WORK INSTRUCTIONS:
Filter the entries below, keeping only lines with the word "Gross".

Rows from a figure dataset
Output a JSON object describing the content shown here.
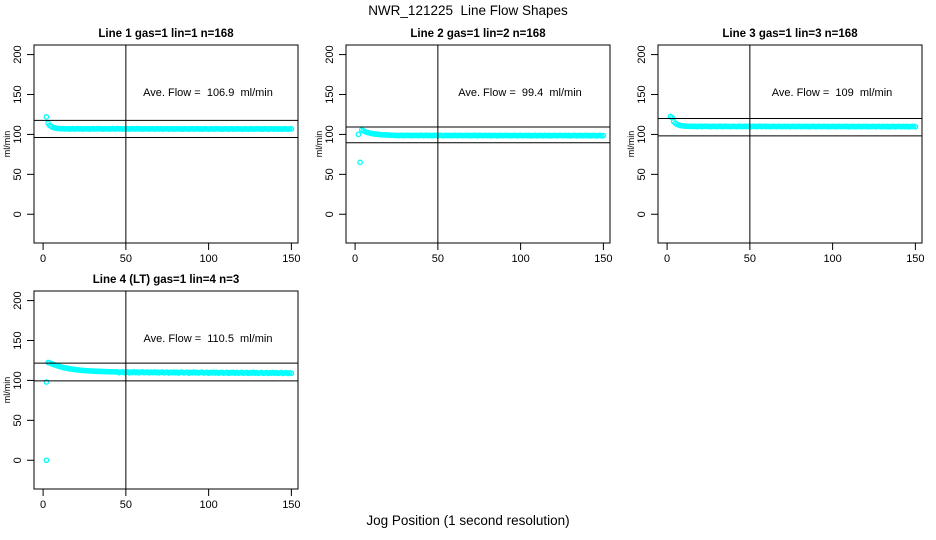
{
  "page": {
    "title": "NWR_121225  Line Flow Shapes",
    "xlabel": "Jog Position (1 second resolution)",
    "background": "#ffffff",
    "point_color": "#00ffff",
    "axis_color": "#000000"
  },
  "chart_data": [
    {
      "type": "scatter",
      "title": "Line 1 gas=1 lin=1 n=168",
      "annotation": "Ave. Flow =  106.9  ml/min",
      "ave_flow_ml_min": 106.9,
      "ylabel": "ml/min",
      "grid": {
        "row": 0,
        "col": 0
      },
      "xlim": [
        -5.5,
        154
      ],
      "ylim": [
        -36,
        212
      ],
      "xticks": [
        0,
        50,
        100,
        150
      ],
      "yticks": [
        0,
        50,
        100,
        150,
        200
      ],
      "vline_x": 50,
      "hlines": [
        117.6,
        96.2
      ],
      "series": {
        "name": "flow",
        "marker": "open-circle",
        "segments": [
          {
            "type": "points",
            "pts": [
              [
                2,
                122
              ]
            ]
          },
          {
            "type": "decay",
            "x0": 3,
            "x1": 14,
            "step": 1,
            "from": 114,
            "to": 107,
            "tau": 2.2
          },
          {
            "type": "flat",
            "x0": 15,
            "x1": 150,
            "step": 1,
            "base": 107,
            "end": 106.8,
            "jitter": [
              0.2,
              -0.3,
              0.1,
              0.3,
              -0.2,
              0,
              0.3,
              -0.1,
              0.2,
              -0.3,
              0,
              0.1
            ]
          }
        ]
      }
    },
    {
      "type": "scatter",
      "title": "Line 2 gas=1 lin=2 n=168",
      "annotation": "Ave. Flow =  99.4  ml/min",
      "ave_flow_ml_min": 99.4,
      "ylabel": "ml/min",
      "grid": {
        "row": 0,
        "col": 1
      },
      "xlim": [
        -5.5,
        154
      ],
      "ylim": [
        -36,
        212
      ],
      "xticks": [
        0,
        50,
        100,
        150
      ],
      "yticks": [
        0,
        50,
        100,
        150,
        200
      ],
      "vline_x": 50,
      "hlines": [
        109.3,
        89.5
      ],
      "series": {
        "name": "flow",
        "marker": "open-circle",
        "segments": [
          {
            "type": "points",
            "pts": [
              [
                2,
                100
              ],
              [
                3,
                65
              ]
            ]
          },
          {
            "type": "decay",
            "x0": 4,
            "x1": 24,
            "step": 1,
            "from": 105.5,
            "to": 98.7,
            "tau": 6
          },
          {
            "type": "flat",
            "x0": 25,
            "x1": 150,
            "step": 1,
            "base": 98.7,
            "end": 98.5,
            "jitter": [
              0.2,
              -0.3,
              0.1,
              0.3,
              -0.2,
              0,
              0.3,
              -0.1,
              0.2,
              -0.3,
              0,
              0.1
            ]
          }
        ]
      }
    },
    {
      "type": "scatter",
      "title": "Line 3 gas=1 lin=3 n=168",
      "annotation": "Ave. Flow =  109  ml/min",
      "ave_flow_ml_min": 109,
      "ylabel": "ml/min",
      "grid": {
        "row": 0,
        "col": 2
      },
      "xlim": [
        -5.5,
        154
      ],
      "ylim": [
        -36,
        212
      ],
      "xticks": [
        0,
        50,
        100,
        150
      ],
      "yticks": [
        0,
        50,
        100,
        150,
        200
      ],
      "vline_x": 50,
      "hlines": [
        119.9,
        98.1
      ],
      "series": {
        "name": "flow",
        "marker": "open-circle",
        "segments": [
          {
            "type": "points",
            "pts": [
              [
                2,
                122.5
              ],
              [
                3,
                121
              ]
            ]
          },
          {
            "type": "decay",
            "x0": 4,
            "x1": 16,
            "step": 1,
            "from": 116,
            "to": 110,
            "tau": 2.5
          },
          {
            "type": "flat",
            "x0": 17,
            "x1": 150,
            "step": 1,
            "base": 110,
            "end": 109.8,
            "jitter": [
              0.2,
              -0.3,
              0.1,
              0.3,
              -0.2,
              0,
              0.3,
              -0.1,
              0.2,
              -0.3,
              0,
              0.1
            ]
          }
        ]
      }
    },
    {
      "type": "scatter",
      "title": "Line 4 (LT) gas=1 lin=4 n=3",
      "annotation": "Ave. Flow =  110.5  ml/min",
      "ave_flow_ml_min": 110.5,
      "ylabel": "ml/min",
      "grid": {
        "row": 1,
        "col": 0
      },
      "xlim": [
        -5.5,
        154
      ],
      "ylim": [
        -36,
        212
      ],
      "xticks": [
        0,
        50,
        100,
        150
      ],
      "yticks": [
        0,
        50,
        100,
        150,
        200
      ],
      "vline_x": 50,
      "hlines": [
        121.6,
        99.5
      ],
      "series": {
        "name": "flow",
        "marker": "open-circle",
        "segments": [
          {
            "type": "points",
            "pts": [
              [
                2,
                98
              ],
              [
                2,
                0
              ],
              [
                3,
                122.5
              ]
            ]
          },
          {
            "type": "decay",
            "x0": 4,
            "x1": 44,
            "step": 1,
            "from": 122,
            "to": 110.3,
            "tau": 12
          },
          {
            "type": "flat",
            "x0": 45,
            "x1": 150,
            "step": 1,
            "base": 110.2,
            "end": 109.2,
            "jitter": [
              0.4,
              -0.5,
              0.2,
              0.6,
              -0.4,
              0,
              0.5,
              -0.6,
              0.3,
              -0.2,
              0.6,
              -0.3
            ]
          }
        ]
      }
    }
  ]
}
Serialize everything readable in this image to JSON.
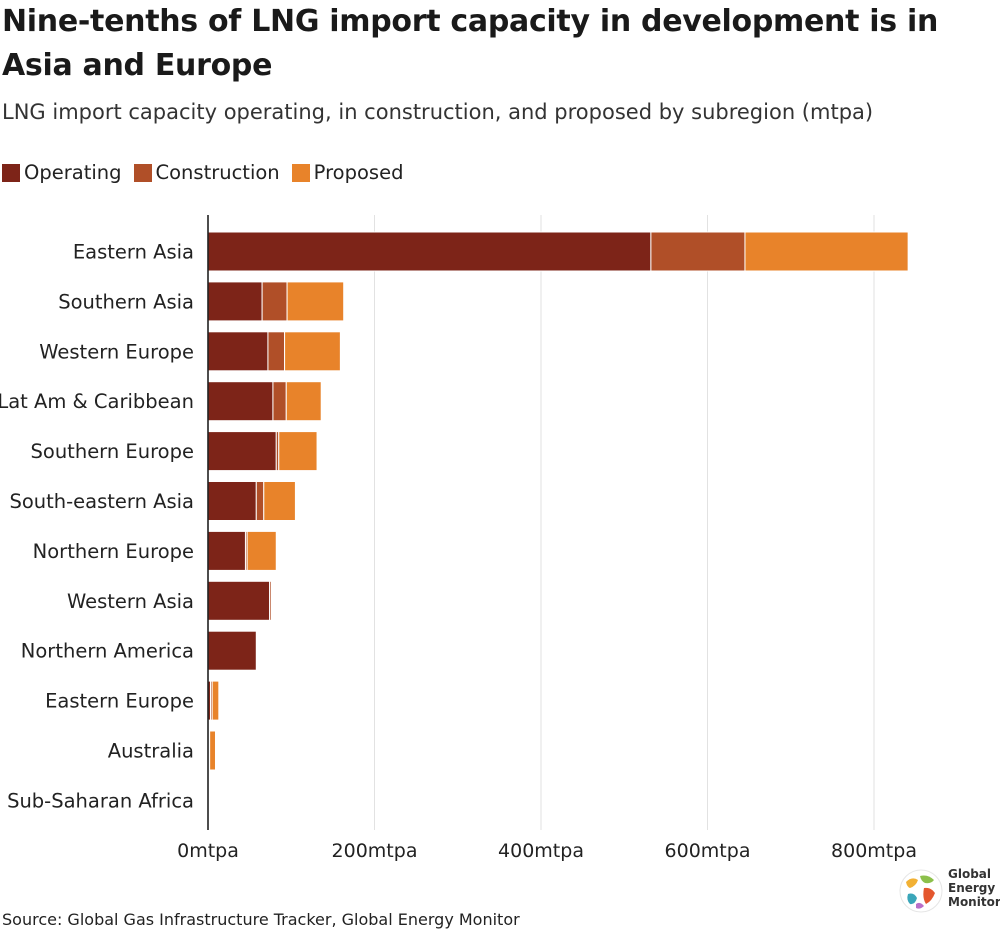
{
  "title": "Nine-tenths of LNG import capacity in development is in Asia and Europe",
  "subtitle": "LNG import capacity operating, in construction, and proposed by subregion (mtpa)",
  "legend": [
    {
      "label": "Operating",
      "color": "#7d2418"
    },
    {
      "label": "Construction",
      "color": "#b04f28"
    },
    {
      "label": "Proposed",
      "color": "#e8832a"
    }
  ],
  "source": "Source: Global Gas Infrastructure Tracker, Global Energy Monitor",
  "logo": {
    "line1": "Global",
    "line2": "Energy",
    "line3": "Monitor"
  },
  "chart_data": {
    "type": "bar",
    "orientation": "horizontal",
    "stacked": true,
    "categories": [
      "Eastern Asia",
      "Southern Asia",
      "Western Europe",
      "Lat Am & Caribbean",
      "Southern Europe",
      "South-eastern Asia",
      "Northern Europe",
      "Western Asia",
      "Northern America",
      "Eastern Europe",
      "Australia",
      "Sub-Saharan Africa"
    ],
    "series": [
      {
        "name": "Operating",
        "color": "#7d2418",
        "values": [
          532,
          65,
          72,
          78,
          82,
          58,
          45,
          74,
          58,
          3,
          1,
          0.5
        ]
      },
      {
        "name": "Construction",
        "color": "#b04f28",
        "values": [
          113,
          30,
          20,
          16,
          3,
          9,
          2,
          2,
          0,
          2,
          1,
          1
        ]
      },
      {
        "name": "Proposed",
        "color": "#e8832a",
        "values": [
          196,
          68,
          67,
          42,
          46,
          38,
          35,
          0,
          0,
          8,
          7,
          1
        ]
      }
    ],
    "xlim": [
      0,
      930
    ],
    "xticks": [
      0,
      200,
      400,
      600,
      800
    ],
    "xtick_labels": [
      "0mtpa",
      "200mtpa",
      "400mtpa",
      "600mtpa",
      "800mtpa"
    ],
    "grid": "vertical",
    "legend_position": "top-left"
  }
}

==

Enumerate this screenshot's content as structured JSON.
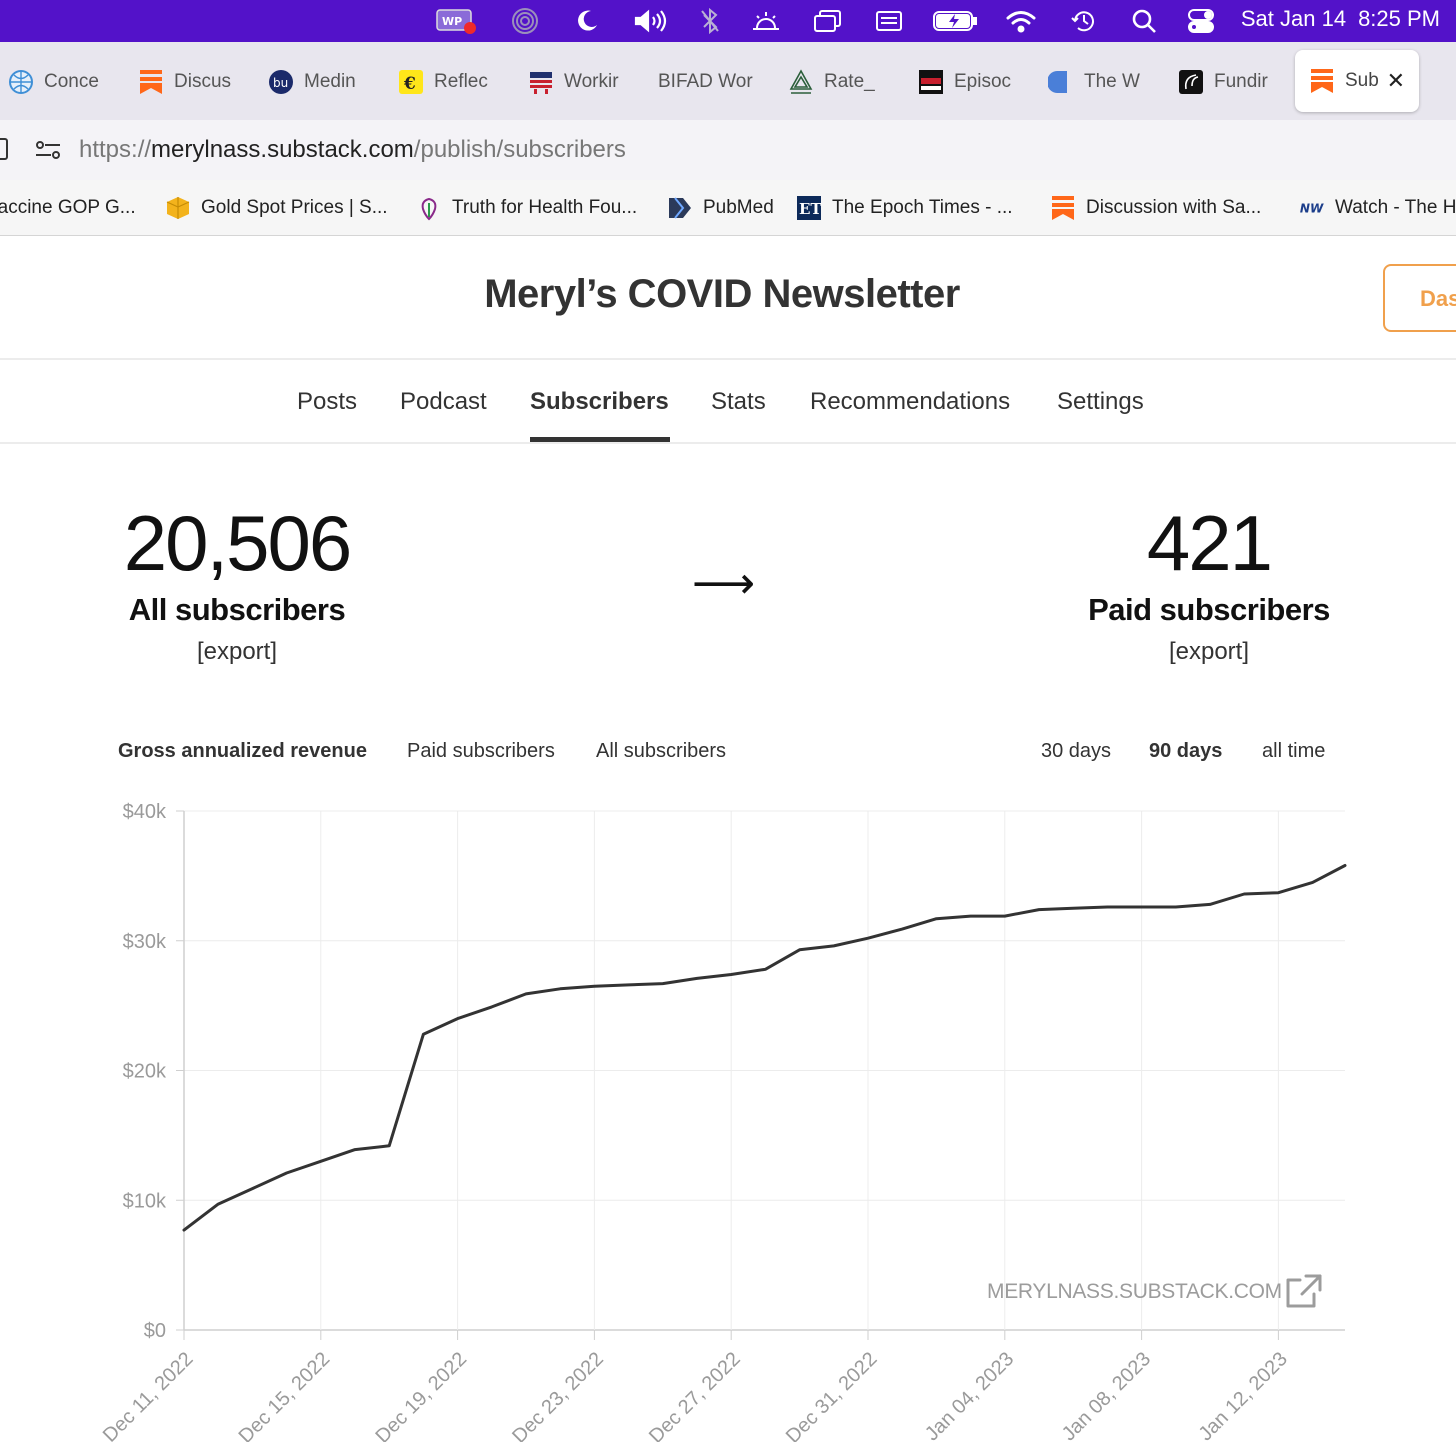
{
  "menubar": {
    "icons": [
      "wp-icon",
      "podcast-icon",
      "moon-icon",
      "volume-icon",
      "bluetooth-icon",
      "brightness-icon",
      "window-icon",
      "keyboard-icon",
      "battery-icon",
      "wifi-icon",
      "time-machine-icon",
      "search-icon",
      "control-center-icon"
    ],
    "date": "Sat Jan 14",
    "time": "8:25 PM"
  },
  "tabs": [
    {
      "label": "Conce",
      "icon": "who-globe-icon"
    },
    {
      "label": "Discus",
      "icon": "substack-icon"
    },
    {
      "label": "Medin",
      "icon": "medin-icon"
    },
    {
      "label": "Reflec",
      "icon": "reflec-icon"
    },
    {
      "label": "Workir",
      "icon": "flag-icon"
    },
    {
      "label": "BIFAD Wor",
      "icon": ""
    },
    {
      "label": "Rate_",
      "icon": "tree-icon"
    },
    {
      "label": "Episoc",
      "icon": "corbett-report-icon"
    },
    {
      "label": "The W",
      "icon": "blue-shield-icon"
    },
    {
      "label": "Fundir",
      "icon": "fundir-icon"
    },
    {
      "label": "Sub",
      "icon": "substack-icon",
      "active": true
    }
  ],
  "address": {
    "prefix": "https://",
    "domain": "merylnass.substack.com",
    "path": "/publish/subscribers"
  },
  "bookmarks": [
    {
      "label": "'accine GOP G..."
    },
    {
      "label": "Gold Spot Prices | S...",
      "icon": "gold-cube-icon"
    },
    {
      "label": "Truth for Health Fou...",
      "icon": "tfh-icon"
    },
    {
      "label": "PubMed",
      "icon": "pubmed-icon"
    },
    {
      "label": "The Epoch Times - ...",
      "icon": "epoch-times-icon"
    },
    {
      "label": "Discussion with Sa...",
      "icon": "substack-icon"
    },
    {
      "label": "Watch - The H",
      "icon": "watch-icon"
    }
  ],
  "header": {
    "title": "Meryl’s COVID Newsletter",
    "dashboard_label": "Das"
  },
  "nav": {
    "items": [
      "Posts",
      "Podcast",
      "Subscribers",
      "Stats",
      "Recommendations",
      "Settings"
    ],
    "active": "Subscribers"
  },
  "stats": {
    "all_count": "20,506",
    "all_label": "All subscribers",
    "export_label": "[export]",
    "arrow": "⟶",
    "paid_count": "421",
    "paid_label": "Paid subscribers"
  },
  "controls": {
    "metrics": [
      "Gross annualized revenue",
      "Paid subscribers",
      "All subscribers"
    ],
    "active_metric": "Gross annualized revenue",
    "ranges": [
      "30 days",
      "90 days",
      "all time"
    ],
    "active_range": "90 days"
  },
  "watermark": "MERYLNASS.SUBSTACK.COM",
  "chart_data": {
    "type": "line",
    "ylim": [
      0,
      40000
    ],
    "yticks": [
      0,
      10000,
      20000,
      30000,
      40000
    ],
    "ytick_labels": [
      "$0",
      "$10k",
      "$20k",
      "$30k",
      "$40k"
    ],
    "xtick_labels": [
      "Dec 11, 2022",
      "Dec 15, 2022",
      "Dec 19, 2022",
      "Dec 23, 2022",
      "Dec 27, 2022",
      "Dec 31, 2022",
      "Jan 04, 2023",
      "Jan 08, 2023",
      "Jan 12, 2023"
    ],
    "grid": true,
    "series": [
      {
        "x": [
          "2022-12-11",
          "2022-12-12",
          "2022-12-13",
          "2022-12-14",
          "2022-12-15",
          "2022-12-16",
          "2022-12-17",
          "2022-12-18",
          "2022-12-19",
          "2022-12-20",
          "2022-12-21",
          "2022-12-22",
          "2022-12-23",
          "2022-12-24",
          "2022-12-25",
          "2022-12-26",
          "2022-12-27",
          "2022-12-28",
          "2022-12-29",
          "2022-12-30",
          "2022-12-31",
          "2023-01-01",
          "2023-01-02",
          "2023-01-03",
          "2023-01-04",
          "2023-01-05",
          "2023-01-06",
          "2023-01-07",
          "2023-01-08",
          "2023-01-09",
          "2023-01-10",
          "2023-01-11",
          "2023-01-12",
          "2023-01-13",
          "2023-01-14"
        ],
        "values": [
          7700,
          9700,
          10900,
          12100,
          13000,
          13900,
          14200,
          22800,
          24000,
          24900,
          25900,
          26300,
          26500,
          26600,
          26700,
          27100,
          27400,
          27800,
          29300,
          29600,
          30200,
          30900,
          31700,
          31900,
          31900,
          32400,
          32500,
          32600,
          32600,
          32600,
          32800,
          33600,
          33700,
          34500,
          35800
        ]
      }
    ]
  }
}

RESPONSE:
      "Gross annualized revenue",
    "active_metric": "Gross annualized revenue",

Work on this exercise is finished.